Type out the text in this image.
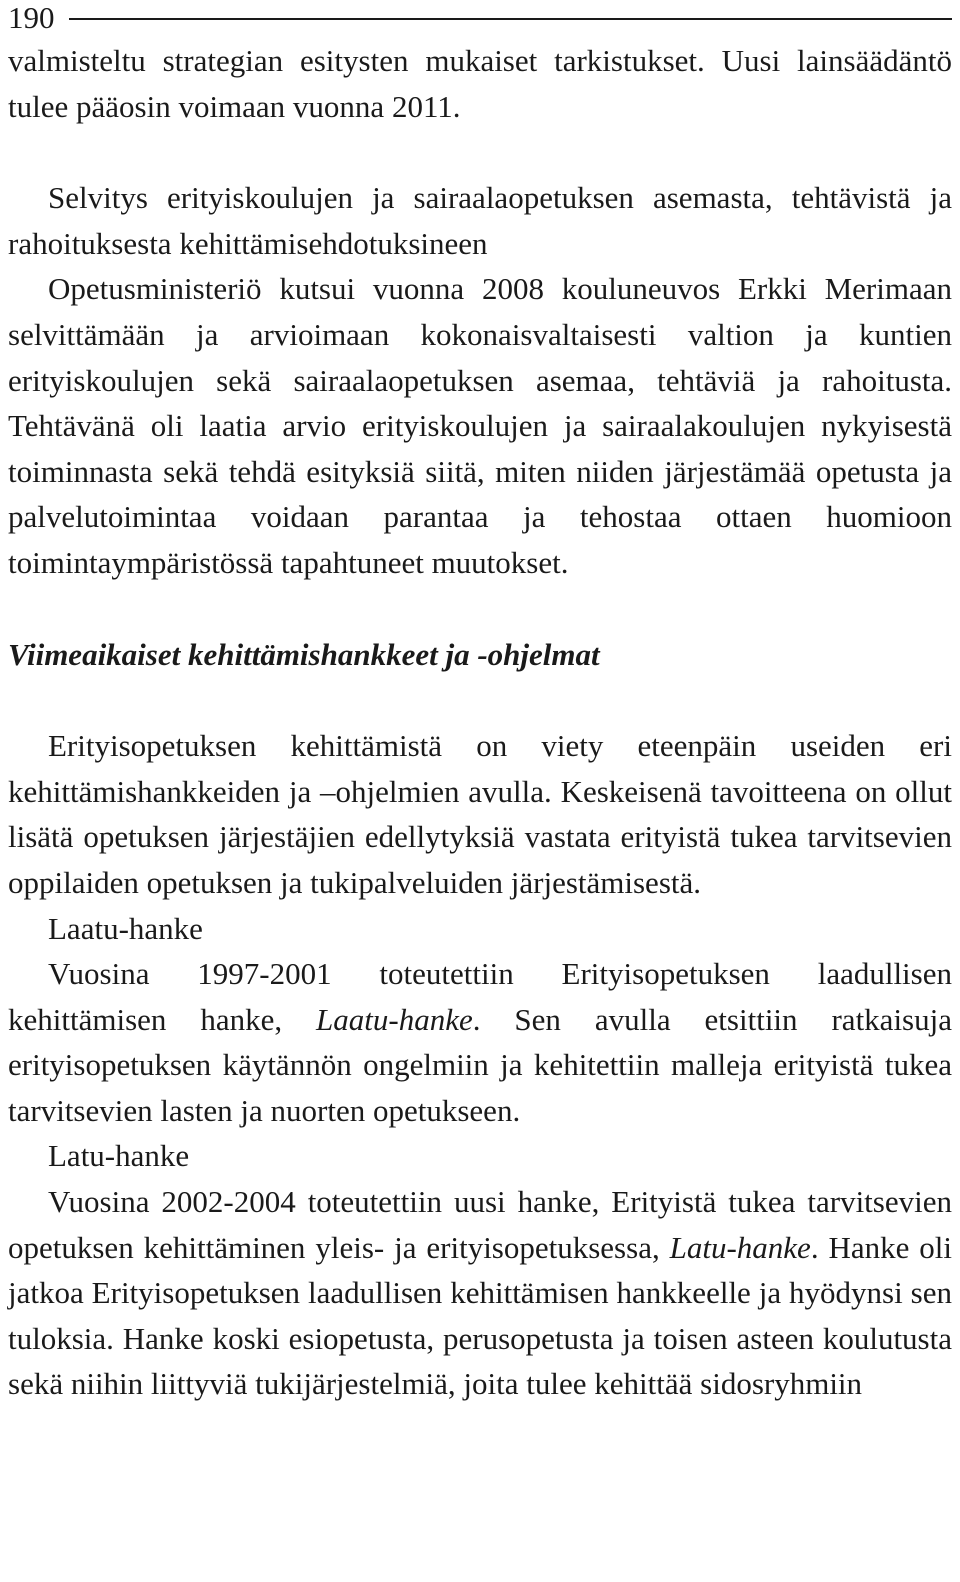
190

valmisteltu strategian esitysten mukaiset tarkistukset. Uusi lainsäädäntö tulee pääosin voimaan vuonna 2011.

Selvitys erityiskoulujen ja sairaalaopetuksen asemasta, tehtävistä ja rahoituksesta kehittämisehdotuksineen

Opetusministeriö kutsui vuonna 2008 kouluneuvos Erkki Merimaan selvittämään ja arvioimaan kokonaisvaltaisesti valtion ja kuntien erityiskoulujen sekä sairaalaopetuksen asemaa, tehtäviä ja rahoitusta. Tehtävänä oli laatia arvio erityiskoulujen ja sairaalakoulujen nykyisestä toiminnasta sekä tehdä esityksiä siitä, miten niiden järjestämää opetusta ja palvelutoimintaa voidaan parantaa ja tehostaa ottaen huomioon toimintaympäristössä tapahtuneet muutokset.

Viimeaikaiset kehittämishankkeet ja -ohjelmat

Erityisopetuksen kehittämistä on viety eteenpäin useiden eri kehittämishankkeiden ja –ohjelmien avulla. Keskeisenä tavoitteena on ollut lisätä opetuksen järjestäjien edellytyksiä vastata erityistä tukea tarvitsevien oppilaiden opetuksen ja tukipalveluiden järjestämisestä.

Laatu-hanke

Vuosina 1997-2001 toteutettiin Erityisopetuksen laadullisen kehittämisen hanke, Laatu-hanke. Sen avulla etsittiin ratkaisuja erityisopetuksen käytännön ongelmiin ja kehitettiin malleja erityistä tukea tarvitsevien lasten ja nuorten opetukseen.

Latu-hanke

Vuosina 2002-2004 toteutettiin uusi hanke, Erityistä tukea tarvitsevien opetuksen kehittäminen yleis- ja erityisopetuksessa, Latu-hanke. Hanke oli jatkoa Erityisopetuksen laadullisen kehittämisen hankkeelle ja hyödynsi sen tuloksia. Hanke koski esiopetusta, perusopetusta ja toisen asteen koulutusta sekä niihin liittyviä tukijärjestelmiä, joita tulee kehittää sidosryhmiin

──────────────────────────────

All of the data needs repeating exactly, but the pictures do not.

■ OUTPUT BELOW ■
Type out the text in this image.
190

valmisteltu strategian esitysten mukaiset tarkistukset. Uusi lainsäädäntö tulee pääosin voimaan vuonna 2011.

Selvitys erityiskoulujen ja sairaalaopetuksen asemasta, tehtävistä ja rahoituksesta kehittämisehdotuksineen

Opetusministeriö kutsui vuonna 2008 kouluneuvos Erkki Merimaan selvittämään ja arvioimaan kokonaisvaltaisesti valtion ja kuntien erityiskoulujen sekä sairaalaopetuksen asemaa, tehtäviä ja rahoitusta. Tehtävänä oli laatia arvio erityiskoulujen ja sairaalakoulujen nykyisestä toiminnasta sekä tehdä esityksiä siitä, miten niiden järjestämää opetusta ja palvelutoimintaa voidaan parantaa ja tehostaa ottaen huomioon toimintaympäristössä tapahtuneet muutokset.

Viimeaikaiset kehittämishankkeet ja -ohjelmat

Erityisopetuksen kehittämistä on viety eteenpäin useiden eri kehittämishankkeiden ja –ohjelmien avulla. Keskeisenä tavoitteena on ollut lisätä opetuksen järjestäjien edellytyksiä vastata erityistä tukea tarvitsevien oppilaiden opetuksen ja tukipalveluiden järjestämisestä.

Laatu-hanke

Vuosina 1997-2001 toteutettiin Erityisopetuksen laadullisen kehittämisen hanke, Laatu-hanke. Sen avulla etsittiin ratkaisuja erityisopetuksen käytännön ongelmiin ja kehitettiin malleja erityistä tukea tarvitsevien lasten ja nuorten opetukseen.

Latu-hanke

Vuosina 2002-2004 toteutettiin uusi hanke, Erityistä tukea tarvitsevien opetuksen kehittäminen yleis- ja erityisopetuksessa, Latu-hanke. Hanke oli jatkoa Erityisopetuksen laadullisen kehittämisen hankkeelle ja hyödynsi sen tuloksia. Hanke koski esiopetusta, perusopetusta ja toisen asteen koulutusta sekä niihin liittyviä tukijärjestelmiä, joita tulee kehittää sidosryhmiin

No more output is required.